GIVEN DATA
________

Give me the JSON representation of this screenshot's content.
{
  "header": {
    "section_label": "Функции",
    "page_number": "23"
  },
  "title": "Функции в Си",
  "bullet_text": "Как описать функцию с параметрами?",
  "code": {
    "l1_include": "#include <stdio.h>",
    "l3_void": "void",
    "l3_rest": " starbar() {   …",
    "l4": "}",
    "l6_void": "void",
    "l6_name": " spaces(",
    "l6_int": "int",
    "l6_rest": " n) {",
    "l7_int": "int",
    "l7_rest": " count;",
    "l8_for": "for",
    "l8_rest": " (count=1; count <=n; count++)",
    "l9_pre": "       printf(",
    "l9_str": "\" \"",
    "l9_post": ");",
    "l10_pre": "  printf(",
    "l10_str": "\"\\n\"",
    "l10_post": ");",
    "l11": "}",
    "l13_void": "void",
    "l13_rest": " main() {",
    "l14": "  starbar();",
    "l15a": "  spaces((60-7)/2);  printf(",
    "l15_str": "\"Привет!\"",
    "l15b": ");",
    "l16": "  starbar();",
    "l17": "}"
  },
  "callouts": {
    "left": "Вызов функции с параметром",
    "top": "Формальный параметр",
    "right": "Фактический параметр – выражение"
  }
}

________

EXERCISE
Repeat each entry word for word.

SOLUTION FOR THIS TASK
Give me the JSON representation of this screenshot's content.
{
  "header": {
    "section_label": "Функции",
    "page_number": "23"
  },
  "title": "Функции в Си",
  "bullet_text": "Как описать функцию с параметрами?",
  "code": {
    "l1_include": "#include <stdio.h>",
    "l3_void": "void",
    "l3_rest": " starbar() {   …",
    "l4": "}",
    "l6_void": "void",
    "l6_name": " spaces(",
    "l6_int": "int",
    "l6_rest": " n) {",
    "l7_int": "int",
    "l7_rest": " count;",
    "l8_for": "for",
    "l8_rest": " (count=1; count <=n; count++)",
    "l9_pre": "       printf(",
    "l9_str": "\" \"",
    "l9_post": ");",
    "l10_pre": "  printf(",
    "l10_str": "\"\\n\"",
    "l10_post": ");",
    "l11": "}",
    "l13_void": "void",
    "l13_rest": " main() {",
    "l14": "  starbar();",
    "l15a": "  spaces((60-7)/2);  printf(",
    "l15_str": "\"Привет!\"",
    "l15b": ");",
    "l16": "  starbar();",
    "l17": "}"
  },
  "callouts": {
    "left": "Вызов функции с параметром",
    "top": "Формальный параметр",
    "right": "Фактический параметр – выражение"
  }
}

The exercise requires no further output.